(Source records)

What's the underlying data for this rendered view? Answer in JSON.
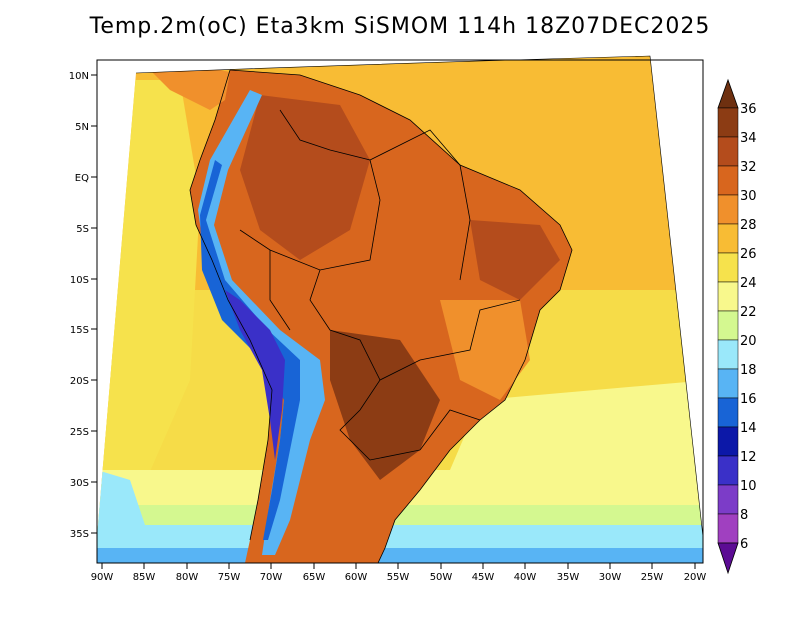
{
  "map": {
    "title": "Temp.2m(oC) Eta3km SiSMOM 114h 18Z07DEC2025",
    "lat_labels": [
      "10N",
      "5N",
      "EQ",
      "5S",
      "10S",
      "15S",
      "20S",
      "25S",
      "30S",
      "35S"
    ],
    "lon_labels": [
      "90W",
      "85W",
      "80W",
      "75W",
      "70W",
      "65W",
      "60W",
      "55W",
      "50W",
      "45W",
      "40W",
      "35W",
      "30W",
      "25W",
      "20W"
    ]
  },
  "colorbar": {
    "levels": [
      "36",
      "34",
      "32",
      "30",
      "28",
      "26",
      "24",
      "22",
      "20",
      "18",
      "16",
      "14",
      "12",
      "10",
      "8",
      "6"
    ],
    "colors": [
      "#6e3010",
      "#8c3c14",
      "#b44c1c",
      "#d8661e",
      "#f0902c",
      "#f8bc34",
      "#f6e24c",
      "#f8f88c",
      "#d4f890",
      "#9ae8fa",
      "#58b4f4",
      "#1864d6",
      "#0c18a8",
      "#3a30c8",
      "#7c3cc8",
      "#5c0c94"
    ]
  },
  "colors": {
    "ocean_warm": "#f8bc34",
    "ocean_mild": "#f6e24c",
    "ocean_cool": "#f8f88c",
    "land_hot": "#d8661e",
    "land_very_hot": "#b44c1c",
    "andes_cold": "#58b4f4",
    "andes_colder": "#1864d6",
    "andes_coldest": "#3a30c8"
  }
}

### Task instructions
Above are the records; reproduce them exactly and leave out the pictures.

### Exercise answer
What's the underlying data for this rendered view? Answer in JSON.
{
  "map": {
    "title": "Temp.2m(oC) Eta3km SiSMOM 114h 18Z07DEC2025",
    "lat_labels": [
      "10N",
      "5N",
      "EQ",
      "5S",
      "10S",
      "15S",
      "20S",
      "25S",
      "30S",
      "35S"
    ],
    "lon_labels": [
      "90W",
      "85W",
      "80W",
      "75W",
      "70W",
      "65W",
      "60W",
      "55W",
      "50W",
      "45W",
      "40W",
      "35W",
      "30W",
      "25W",
      "20W"
    ]
  },
  "colorbar": {
    "levels": [
      "36",
      "34",
      "32",
      "30",
      "28",
      "26",
      "24",
      "22",
      "20",
      "18",
      "16",
      "14",
      "12",
      "10",
      "8",
      "6"
    ],
    "colors": [
      "#6e3010",
      "#8c3c14",
      "#b44c1c",
      "#d8661e",
      "#f0902c",
      "#f8bc34",
      "#f6e24c",
      "#f8f88c",
      "#d4f890",
      "#9ae8fa",
      "#58b4f4",
      "#1864d6",
      "#0c18a8",
      "#3a30c8",
      "#7c3cc8",
      "#5c0c94"
    ]
  },
  "colors": {
    "ocean_warm": "#f8bc34",
    "ocean_mild": "#f6e24c",
    "ocean_cool": "#f8f88c",
    "land_hot": "#d8661e",
    "land_very_hot": "#b44c1c",
    "andes_cold": "#58b4f4",
    "andes_colder": "#1864d6",
    "andes_coldest": "#3a30c8"
  }
}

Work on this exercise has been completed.